== LISTED ENTRIES ==
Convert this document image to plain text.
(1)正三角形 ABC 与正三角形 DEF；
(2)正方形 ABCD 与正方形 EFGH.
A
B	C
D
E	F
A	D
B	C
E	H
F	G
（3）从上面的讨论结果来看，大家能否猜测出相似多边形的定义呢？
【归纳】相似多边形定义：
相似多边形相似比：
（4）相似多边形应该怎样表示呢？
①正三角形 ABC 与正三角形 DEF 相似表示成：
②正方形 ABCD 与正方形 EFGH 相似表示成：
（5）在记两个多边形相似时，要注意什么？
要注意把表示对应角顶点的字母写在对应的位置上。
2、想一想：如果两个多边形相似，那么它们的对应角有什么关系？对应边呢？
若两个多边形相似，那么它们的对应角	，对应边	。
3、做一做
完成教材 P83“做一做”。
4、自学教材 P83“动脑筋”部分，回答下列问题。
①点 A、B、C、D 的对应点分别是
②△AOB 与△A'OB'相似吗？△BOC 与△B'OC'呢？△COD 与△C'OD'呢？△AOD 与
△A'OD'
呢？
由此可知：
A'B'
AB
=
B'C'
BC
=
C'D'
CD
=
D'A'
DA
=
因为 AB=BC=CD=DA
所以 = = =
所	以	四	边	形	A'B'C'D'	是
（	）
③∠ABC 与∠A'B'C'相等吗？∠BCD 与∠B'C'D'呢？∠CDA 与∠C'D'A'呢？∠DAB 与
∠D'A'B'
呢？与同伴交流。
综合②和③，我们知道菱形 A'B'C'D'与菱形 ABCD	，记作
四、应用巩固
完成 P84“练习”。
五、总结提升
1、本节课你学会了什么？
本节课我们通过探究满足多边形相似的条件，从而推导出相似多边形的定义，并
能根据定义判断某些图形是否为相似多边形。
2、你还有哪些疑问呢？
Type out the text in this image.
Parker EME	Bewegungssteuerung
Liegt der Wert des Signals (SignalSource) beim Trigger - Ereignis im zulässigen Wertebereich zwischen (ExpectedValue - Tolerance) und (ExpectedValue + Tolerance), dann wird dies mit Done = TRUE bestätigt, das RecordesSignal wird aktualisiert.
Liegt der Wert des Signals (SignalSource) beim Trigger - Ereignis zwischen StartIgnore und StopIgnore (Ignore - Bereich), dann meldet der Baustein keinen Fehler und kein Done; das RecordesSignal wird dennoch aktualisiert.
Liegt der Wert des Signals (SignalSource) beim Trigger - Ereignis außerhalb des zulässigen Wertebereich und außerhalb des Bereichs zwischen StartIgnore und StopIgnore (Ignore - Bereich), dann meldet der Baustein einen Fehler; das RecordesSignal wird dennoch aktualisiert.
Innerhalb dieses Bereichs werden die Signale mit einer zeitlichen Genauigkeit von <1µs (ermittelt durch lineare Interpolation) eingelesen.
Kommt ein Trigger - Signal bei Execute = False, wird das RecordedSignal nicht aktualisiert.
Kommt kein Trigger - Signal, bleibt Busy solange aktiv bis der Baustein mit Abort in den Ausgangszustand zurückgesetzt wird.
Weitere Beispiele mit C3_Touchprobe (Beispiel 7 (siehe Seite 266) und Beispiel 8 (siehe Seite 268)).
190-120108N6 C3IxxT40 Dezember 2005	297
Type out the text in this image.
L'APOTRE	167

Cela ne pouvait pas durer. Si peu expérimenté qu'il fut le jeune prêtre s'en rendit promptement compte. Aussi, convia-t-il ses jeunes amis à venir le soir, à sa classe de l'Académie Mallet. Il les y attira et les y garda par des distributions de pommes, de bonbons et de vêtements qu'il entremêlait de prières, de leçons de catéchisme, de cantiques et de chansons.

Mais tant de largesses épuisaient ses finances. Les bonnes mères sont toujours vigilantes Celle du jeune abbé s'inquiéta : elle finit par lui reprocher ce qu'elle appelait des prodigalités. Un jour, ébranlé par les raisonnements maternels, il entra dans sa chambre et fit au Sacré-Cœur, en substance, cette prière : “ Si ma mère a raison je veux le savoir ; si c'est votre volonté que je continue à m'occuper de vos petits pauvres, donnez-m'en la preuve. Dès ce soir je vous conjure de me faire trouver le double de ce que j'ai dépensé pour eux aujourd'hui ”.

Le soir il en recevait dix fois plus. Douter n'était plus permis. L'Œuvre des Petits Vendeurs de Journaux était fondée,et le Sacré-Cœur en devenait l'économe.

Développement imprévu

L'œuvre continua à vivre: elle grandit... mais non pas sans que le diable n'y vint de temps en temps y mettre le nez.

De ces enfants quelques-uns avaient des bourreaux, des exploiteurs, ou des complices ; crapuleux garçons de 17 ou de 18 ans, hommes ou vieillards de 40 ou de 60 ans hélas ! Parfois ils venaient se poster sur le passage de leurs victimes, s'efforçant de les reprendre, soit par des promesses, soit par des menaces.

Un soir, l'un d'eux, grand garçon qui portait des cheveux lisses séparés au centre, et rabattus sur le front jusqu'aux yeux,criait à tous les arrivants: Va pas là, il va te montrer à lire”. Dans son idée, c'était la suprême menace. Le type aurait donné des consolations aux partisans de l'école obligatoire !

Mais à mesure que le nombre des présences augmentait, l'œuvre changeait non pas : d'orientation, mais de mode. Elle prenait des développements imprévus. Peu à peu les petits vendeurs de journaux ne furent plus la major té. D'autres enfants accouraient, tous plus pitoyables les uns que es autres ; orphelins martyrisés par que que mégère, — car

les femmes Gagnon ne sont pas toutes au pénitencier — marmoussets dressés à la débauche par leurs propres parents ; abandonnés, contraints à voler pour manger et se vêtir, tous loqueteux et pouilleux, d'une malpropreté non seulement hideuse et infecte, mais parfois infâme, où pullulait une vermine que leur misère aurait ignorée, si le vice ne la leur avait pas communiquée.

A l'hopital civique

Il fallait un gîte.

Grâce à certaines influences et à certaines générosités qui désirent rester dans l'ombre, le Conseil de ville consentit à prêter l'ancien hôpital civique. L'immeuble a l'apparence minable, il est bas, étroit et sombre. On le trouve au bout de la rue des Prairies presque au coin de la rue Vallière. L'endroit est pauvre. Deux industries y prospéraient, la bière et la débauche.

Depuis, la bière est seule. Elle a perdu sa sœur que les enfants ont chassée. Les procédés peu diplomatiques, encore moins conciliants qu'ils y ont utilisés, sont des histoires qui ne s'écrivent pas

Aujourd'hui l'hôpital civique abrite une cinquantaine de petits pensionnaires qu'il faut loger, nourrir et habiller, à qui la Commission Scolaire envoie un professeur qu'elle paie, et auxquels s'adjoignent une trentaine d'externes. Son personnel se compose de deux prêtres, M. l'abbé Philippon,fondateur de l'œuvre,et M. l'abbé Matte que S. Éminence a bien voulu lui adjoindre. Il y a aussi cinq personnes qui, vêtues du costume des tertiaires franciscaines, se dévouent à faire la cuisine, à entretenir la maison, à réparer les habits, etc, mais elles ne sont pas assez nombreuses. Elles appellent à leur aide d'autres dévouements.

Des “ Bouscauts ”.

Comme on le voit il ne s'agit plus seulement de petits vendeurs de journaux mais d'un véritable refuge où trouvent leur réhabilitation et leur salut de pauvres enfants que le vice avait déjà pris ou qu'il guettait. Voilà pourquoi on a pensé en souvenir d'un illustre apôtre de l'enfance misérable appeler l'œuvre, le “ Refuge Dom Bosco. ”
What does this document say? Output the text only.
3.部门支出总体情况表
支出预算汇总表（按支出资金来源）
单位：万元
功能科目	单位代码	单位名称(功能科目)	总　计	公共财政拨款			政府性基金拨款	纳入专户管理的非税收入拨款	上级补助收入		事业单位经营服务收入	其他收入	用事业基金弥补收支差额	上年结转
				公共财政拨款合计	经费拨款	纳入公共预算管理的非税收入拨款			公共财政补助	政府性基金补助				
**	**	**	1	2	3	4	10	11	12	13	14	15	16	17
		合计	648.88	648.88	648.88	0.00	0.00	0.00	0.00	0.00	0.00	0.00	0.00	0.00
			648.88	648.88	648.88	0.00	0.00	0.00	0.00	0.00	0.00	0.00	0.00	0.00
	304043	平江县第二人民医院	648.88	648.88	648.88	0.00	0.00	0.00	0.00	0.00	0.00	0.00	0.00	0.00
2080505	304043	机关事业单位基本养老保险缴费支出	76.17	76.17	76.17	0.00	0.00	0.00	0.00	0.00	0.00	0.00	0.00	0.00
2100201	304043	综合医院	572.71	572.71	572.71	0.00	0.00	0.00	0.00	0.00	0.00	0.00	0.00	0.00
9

== STATED TASK ==
Which lines hold the string "Wert"? List them all.

== RESULT ==
Liegt der Wert des Signals (SignalSource) beim Trigger - Ereignis im zulässigen Wertebereich zwischen (ExpectedValue - Tolerance) und (ExpectedValue + Tolerance), dann wird dies mit Done = TRUE bestätigt, das RecordesSignal wird aktualisiert.
Liegt der Wert des Signals (SignalSource) beim Trigger - Ereignis zwischen StartIgnore und StopIgnore (Ignore - Bereich), dann meldet der Baustein keinen Fehler und kein Done; das RecordesSignal wird dennoch aktualisiert.
Liegt der Wert des Signals (SignalSource) beim Trigger - Ereignis außerhalb des zulässigen Wertebereich und außerhalb des Bereichs zwischen StartIgnore und StopIgnore (Ignore - Bereich), dann meldet der Baustein einen Fehler; das RecordesSignal wird dennoch aktualisiert.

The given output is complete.